[Your tasks]
A - Write out the part of the text on OCD in children that opens with the words containing "Typically, parents or" and closes with "with these thoughts.".
B - According to the text on OCD in children, what share of people in the United States experience OCD by late adolescence?
C - Pick up the text on OCD in children after its final sentence and keep it going.

Obsessive-compulsive disorder (OCD) occurs in people who have persistent thoughts they cannot control (obsessions) and/or perform certain actions repeatedly (compulsions) in an attempt to relieve anxiety. OCD causes severe discomfort and interferes with day-to-day functioning. This condition typically begins in early childhood or adolescence. About one in every 200 children has OCD, according to the American Academy of Child and Adolescent Psychiatry.
OCD is an anxiety disorder that is characterized by two major symptoms: obsessions and compulsions. Some children experience both of these symptoms, whereas others experience just one.
An example of OCD occurs when a child repeatedly worries about someone breaking into a bedroom and checks over and over to make sure the windows are locked. Or, a child may become paralyzed by fear of contracting a disease and may repeatedly wash the hands to get rid of germs.
Scientists do not completely understand the exact cause of OCD. However, growing evidence suggests that chemical imbalances in the brain play a major role in the disorder. Heredity is also believed to play a role in the development of the disorder.
Typically, parents or caregivers do not seek medical attention until their child’s behavior becomes disruptive to the child’s life. If a physician suspects OCD, the child may be referred to a child and adolescent psychiatrist or other mental health professional.
Although there is no cure for OCD, certain treatments – such as a combination of psychotherapy and medications (e.g., antidepressants) – are important to help control symptoms. A form of cognitive behavior therapy known as exposure and response prevention involves gradually exposing patients to stimuli that trigger obsessive or compulsive thoughts and teaching new ways to deal with these thoughts.
About child OCD
Obsessive-compulsive disorder (OCD) is an anxiety disorder in which people have recurrent, persistent thoughts they cannot control (obsessions) and/or an uncontrollable urge to perform certain actions over and over (compulsions). OCD typically begins in early childhood or adolescence, but it may not be actually diagnosed until adulthood. About one in every 200 children has OCD, according to the American Academy of Child and Adolescent Psychiatry (AACAP). Between 2 and 3 percent of people in the United States experience OCD by late adolescence, according to the Obsessive Compulsive Foundation.
Many children have a compulsive nature, such as those who are determined to keep their room especially tidy or to master a new sport or activity. Though such people may be labeled “compulsive,” this type of behavior does not qualify as a mental health disorder and may in fact be a key factor in building self-esteem and contributing to social success. In addition, children may find comfort in certain rituals, such as wearing “lucky” socks to an event or lining up stuffed animals during bedtime. These harmless activities are a normal part of child development and are not signs of OCD.
Children with OCD take these feelings and actions a step further, repeatedly engaging in obsessive thoughts and/or compulsive behaviors until the process becomes disruptive to their lives. For example, younger children may continually worry about someone breaking into a bedroom and may repeatedly check to make sure the windows are locked. Meanwhile, older children may become paralyzed with fear of contracting a disease and may repeatedly wash their hands to get rid of germs. These children may feel a sense of relief when they complete their rituals, but it usually does not last long before the next obsessive thought arises. As the discomfort returns, the child may feel compelled to repeat the obsessive-compulsive cycle again.

[Records provided]
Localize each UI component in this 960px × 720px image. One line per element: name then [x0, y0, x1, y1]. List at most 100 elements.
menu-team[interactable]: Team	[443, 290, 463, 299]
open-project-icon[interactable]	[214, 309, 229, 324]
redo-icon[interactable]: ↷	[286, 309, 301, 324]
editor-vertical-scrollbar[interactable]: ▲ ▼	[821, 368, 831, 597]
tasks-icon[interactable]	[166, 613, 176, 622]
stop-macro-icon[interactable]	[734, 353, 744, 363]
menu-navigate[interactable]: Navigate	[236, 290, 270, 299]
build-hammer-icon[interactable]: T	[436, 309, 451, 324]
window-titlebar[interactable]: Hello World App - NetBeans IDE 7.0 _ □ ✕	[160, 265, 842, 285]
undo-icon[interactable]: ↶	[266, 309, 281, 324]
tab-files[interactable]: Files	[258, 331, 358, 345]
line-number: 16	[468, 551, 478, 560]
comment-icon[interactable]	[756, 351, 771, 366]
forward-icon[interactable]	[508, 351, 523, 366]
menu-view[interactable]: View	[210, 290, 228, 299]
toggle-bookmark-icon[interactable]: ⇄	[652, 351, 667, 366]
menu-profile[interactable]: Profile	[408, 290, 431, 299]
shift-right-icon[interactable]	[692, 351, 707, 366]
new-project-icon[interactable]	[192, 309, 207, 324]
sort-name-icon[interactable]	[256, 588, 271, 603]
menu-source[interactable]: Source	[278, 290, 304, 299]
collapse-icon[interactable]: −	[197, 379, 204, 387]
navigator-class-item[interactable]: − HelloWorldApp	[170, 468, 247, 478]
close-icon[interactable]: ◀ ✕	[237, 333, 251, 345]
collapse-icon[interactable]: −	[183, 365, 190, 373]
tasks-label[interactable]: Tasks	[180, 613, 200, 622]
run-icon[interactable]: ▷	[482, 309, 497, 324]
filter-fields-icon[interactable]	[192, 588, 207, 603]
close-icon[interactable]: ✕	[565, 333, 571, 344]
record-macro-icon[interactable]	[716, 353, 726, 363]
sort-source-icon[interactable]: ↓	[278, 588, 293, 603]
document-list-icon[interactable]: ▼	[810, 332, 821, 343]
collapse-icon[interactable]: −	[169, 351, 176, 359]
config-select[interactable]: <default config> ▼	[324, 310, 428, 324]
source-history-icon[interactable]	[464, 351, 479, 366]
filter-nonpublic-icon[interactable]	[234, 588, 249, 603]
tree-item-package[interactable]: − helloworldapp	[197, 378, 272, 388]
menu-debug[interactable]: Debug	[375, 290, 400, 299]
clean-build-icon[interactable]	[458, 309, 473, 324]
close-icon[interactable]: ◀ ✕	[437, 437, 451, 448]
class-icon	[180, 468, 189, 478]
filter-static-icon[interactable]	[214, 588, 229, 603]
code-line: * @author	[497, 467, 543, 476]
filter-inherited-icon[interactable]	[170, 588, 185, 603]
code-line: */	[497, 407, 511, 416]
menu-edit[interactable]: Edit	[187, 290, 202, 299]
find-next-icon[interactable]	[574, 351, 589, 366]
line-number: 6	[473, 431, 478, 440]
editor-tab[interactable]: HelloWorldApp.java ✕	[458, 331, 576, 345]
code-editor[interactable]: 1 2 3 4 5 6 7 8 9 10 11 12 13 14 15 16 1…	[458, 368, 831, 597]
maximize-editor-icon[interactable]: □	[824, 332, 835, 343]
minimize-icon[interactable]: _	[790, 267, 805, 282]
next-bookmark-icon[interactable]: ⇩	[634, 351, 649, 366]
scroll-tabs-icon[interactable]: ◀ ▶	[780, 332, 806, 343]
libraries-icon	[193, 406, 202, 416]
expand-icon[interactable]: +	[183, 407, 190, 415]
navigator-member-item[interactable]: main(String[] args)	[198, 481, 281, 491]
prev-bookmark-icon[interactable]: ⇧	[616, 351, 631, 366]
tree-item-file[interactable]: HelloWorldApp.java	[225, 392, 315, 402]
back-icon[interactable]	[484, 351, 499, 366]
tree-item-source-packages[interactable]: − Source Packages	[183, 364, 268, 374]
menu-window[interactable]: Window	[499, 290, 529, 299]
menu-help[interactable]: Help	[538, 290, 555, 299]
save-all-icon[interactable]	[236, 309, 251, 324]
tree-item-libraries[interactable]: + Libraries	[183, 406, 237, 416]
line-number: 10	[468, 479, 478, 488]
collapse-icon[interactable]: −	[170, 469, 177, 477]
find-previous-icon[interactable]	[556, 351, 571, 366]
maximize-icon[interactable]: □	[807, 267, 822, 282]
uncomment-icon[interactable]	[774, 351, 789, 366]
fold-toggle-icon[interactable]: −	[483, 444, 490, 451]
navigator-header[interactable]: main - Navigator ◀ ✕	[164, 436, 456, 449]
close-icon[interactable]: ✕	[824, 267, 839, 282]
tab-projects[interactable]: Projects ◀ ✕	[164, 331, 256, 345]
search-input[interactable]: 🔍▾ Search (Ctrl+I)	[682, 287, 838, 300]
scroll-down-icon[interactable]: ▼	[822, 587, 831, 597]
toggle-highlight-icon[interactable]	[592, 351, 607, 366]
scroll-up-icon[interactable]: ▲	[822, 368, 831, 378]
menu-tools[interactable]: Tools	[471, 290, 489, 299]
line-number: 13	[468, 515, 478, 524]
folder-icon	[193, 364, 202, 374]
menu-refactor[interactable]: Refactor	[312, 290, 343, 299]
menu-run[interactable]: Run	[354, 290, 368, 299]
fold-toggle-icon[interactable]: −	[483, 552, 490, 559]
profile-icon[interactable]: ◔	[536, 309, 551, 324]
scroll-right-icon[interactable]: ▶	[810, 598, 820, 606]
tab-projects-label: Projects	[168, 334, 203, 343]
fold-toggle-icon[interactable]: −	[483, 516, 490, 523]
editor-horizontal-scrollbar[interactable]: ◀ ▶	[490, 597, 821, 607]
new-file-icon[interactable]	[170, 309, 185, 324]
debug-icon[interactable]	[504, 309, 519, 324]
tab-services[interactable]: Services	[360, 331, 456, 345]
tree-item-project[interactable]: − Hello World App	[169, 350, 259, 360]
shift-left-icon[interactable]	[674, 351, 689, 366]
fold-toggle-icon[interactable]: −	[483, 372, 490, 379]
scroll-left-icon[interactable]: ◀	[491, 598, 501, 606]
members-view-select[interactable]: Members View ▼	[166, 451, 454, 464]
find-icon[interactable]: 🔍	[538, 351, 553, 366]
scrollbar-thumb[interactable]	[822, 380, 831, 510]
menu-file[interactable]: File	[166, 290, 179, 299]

[Results of the tasks]
A -
Typically, parents or caregivers do not seek medical attention until their child’s behavior becomes disruptive to the child’s life. If a physician suspects OCD, the child may be referred to a child and adolescent psychiatrist or other mental health professional.
Although there is no cure for OCD, certain treatments – such as a combination of psychotherapy and medications (e.g., antidepressants) – are important to help control symptoms. A form of cognitive behavior therapy known as exposure and response prevention involves gradually exposing patients to stimuli that trigger obsessive or compulsive thoughts and teaching new ways to deal with these thoughts.

B - Between 2 and 3 percent, according to the Obsessive Compulsive Foundation.

C -
Over time, these rituals may take over a child’s life to an increasing degree and interfere with daily functioning. Children with OCD may have struggles with family, friends and at school. The stress of OCD is compounded by the fact that the disorder often prevents children from fitting in with peers. As a result, the child’s quality of life may rapidly deteriorate as obsessive thoughts and compulsive actions take up increasing amounts of time. Children with OCD also may be more likely to be bullied or made fun of by their peers as a result of their odd behavior. This can aggravate symptoms of OCD and lead to feelings of depression and loneliness in children with the disorder.
Adult patients with OCD usually understand that their thoughts and behaviors are irrational and excessive, but cannot free themselves from them. However, children with OCD are less likely to make this connection, especially young children.
The typical OCD patient is someone who has obsessions and/or compulsions for more than an hour each day, and the symptoms cause distress to the patient and are disruptive to their life. OCD can affect people of all age groups, and tends to affect men and women equally. Most patients experience both obsessions and compulsions. About one-third to one-half of adults with this condition first experienced symptoms during early childhood or adolescence, according to the Obsessive Compulsive Foundation. OCD in childhood tends to be diagnosed more frequently in boys than in girls.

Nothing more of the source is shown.